[A run of records]
"""
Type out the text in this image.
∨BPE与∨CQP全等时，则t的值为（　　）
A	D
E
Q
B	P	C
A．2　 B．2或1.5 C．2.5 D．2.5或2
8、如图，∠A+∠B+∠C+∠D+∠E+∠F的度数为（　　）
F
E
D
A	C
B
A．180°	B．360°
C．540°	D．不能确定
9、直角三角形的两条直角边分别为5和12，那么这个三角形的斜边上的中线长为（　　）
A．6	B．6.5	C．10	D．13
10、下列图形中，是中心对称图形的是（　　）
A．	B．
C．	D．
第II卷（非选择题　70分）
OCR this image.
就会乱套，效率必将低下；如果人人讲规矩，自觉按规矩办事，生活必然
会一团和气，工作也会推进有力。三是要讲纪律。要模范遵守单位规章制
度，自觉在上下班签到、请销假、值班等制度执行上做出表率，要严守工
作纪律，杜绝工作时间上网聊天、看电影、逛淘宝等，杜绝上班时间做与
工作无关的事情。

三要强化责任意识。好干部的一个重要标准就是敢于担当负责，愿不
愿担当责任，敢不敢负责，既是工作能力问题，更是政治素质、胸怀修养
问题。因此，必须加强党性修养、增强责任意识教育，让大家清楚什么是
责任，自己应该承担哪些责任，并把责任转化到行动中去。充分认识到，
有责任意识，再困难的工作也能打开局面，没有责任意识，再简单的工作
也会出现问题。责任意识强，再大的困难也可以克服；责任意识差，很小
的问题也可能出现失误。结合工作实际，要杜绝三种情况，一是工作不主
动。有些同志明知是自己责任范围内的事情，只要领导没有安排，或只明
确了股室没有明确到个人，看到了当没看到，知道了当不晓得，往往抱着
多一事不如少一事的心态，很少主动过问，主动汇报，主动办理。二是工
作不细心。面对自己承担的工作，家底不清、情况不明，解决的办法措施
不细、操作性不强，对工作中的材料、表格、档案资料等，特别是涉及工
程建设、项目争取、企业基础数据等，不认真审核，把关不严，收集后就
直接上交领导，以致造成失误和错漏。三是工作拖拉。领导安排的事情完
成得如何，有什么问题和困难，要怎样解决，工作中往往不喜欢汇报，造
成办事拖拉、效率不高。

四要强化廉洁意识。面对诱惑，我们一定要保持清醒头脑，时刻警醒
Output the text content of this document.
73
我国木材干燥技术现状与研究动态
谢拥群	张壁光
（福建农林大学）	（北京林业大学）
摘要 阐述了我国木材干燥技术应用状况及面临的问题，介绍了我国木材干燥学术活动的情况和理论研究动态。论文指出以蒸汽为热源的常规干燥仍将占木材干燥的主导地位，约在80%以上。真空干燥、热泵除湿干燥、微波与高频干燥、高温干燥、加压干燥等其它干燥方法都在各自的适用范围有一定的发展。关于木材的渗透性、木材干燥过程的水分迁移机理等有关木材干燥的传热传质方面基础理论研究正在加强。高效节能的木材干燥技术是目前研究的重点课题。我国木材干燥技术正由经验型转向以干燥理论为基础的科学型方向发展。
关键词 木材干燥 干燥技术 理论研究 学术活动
"""
• **Set problem**
Your task is to transcribe the listing above in full, exactly as given.

• **Answer in full**
Type out the text in this image.
∨BPE与∨CQP全等时，则t的值为（　　）
A	D
E
Q
B	P	C
A．2　 B．2或1.5 C．2.5 D．2.5或2
8、如图，∠A+∠B+∠C+∠D+∠E+∠F的度数为（　　）
F
E
D
A	C
B
A．180°	B．360°
C．540°	D．不能确定
9、直角三角形的两条直角边分别为5和12，那么这个三角形的斜边上的中线长为（　　）
A．6	B．6.5	C．10	D．13
10、下列图形中，是中心对称图形的是（　　）
A．	B．
C．	D．
第II卷（非选择题　70分）
OCR this image.
就会乱套，效率必将低下；如果人人讲规矩，自觉按规矩办事，生活必然
会一团和气，工作也会推进有力。三是要讲纪律。要模范遵守单位规章制
度，自觉在上下班签到、请销假、值班等制度执行上做出表率，要严守工
作纪律，杜绝工作时间上网聊天、看电影、逛淘宝等，杜绝上班时间做与
工作无关的事情。

三要强化责任意识。好干部的一个重要标准就是敢于担当负责，愿不
愿担当责任，敢不敢负责，既是工作能力问题，更是政治素质、胸怀修养
问题。因此，必须加强党性修养、增强责任意识教育，让大家清楚什么是
责任，自己应该承担哪些责任，并把责任转化到行动中去。充分认识到，
有责任意识，再困难的工作也能打开局面，没有责任意识，再简单的工作
也会出现问题。责任意识强，再大的困难也可以克服；责任意识差，很小
的问题也可能出现失误。结合工作实际，要杜绝三种情况，一是工作不主
动。有些同志明知是自己责任范围内的事情，只要领导没有安排，或只明
确了股室没有明确到个人，看到了当没看到，知道了当不晓得，往往抱着
多一事不如少一事的心态，很少主动过问，主动汇报，主动办理。二是工
作不细心。面对自己承担的工作，家底不清、情况不明，解决的办法措施
不细、操作性不强，对工作中的材料、表格、档案资料等，特别是涉及工
程建设、项目争取、企业基础数据等，不认真审核，把关不严，收集后就
直接上交领导，以致造成失误和错漏。三是工作拖拉。领导安排的事情完
成得如何，有什么问题和困难，要怎样解决，工作中往往不喜欢汇报，造
成办事拖拉、效率不高。

四要强化廉洁意识。面对诱惑，我们一定要保持清醒头脑，时刻警醒
Output the text content of this document.
73
我国木材干燥技术现状与研究动态
谢拥群	张壁光
（福建农林大学）	（北京林业大学）
摘要 阐述了我国木材干燥技术应用状况及面临的问题，介绍了我国木材干燥学术活动的情况和理论研究动态。论文指出以蒸汽为热源的常规干燥仍将占木材干燥的主导地位，约在80%以上。真空干燥、热泵除湿干燥、微波与高频干燥、高温干燥、加压干燥等其它干燥方法都在各自的适用范围有一定的发展。关于木材的渗透性、木材干燥过程的水分迁移机理等有关木材干燥的传热传质方面基础理论研究正在加强。高效节能的木材干燥技术是目前研究的重点课题。我国木材干燥技术正由经验型转向以干燥理论为基础的科学型方向发展。
关键词 木材干燥 干燥技术 理论研究 学术活动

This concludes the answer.